[Directive] Retype the listing that follows, exactly as written.

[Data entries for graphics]
= = = = =

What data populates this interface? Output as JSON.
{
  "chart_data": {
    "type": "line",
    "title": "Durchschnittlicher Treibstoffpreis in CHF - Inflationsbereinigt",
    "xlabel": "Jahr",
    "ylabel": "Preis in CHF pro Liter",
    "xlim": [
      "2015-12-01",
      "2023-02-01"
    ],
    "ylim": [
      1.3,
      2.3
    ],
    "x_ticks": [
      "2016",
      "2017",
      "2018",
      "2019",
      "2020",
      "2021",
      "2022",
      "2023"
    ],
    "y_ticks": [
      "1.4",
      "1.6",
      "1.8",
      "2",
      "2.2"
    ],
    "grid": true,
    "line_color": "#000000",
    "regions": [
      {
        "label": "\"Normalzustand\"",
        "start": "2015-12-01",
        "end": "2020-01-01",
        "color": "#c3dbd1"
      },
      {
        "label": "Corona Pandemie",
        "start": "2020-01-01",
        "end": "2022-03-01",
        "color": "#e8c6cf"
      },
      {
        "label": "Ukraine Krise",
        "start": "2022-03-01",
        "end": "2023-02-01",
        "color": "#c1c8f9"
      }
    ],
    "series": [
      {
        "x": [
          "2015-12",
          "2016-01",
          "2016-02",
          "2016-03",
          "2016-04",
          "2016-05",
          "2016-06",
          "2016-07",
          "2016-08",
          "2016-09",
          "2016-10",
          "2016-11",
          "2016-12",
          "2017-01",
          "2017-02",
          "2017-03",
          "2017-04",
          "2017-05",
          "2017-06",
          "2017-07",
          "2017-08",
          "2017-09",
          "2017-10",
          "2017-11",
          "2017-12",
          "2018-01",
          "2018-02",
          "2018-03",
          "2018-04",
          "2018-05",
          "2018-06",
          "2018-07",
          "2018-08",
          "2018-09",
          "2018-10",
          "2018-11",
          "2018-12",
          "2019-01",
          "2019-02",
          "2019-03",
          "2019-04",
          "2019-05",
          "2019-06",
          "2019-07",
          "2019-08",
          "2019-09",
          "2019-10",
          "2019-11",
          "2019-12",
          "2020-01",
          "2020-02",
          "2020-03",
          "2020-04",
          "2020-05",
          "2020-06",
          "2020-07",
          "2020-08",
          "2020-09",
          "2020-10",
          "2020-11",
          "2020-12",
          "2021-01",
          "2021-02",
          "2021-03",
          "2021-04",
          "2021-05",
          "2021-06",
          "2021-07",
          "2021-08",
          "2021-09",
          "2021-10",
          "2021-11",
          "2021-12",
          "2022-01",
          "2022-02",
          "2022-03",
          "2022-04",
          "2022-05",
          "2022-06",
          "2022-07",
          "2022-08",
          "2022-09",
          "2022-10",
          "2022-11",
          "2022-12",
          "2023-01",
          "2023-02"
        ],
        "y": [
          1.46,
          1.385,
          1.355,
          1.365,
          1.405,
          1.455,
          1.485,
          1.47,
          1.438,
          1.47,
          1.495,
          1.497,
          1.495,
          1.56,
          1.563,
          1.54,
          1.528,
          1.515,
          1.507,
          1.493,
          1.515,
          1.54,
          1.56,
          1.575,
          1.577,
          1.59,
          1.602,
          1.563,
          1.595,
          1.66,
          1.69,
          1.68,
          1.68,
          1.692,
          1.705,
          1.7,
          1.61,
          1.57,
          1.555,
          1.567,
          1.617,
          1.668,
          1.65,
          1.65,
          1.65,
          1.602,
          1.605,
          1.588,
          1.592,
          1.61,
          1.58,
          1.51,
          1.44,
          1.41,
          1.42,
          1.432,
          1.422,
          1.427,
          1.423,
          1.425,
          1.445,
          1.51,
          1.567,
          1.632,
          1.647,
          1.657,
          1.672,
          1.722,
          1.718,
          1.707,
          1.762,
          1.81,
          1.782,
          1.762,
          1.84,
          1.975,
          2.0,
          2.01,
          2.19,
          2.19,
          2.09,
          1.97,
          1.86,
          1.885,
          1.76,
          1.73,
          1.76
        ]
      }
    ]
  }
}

= = = = =

[Finished exercise]
What data populates this interface? Output as JSON.
{
  "chart_data": {
    "type": "line",
    "title": "Durchschnittlicher Treibstoffpreis in CHF - Inflationsbereinigt",
    "xlabel": "Jahr",
    "ylabel": "Preis in CHF pro Liter",
    "xlim": [
      "2015-12-01",
      "2023-02-01"
    ],
    "ylim": [
      1.3,
      2.3
    ],
    "x_ticks": [
      "2016",
      "2017",
      "2018",
      "2019",
      "2020",
      "2021",
      "2022",
      "2023"
    ],
    "y_ticks": [
      "1.4",
      "1.6",
      "1.8",
      "2",
      "2.2"
    ],
    "grid": true,
    "line_color": "#000000",
    "regions": [
      {
        "label": "\"Normalzustand\"",
        "start": "2015-12-01",
        "end": "2020-01-01",
        "color": "#c3dbd1"
      },
      {
        "label": "Corona Pandemie",
        "start": "2020-01-01",
        "end": "2022-03-01",
        "color": "#e8c6cf"
      },
      {
        "label": "Ukraine Krise",
        "start": "2022-03-01",
        "end": "2023-02-01",
        "color": "#c1c8f9"
      }
    ],
    "series": [
      {
        "x": [
          "2015-12",
          "2016-01",
          "2016-02",
          "2016-03",
          "2016-04",
          "2016-05",
          "2016-06",
          "2016-07",
          "2016-08",
          "2016-09",
          "2016-10",
          "2016-11",
          "2016-12",
          "2017-01",
          "2017-02",
          "2017-03",
          "2017-04",
          "2017-05",
          "2017-06",
          "2017-07",
          "2017-08",
          "2017-09",
          "2017-10",
          "2017-11",
          "2017-12",
          "2018-01",
          "2018-02",
          "2018-03",
          "2018-04",
          "2018-05",
          "2018-06",
          "2018-07",
          "2018-08",
          "2018-09",
          "2018-10",
          "2018-11",
          "2018-12",
          "2019-01",
          "2019-02",
          "2019-03",
          "2019-04",
          "2019-05",
          "2019-06",
          "2019-07",
          "2019-08",
          "2019-09",
          "2019-10",
          "2019-11",
          "2019-12",
          "2020-01",
          "2020-02",
          "2020-03",
          "2020-04",
          "2020-05",
          "2020-06",
          "2020-07",
          "2020-08",
          "2020-09",
          "2020-10",
          "2020-11",
          "2020-12",
          "2021-01",
          "2021-02",
          "2021-03",
          "2021-04",
          "2021-05",
          "2021-06",
          "2021-07",
          "2021-08",
          "2021-09",
          "2021-10",
          "2021-11",
          "2021-12",
          "2022-01",
          "2022-02",
          "2022-03",
          "2022-04",
          "2022-05",
          "2022-06",
          "2022-07",
          "2022-08",
          "2022-09",
          "2022-10",
          "2022-11",
          "2022-12",
          "2023-01",
          "2023-02"
        ],
        "y": [
          1.46,
          1.385,
          1.355,
          1.365,
          1.405,
          1.455,
          1.485,
          1.47,
          1.438,
          1.47,
          1.495,
          1.497,
          1.495,
          1.56,
          1.563,
          1.54,
          1.528,
          1.515,
          1.507,
          1.493,
          1.515,
          1.54,
          1.56,
          1.575,
          1.577,
          1.59,
          1.602,
          1.563,
          1.595,
          1.66,
          1.69,
          1.68,
          1.68,
          1.692,
          1.705,
          1.7,
          1.61,
          1.57,
          1.555,
          1.567,
          1.617,
          1.668,
          1.65,
          1.65,
          1.65,
          1.602,
          1.605,
          1.588,
          1.592,
          1.61,
          1.58,
          1.51,
          1.44,
          1.41,
          1.42,
          1.432,
          1.422,
          1.427,
          1.423,
          1.425,
          1.445,
          1.51,
          1.567,
          1.632,
          1.647,
          1.657,
          1.672,
          1.722,
          1.718,
          1.707,
          1.762,
          1.81,
          1.782,
          1.762,
          1.84,
          1.975,
          2.0,
          2.01,
          2.19,
          2.19,
          2.09,
          1.97,
          1.86,
          1.885,
          1.76,
          1.73,
          1.76
        ]
      }
    ]
  }
}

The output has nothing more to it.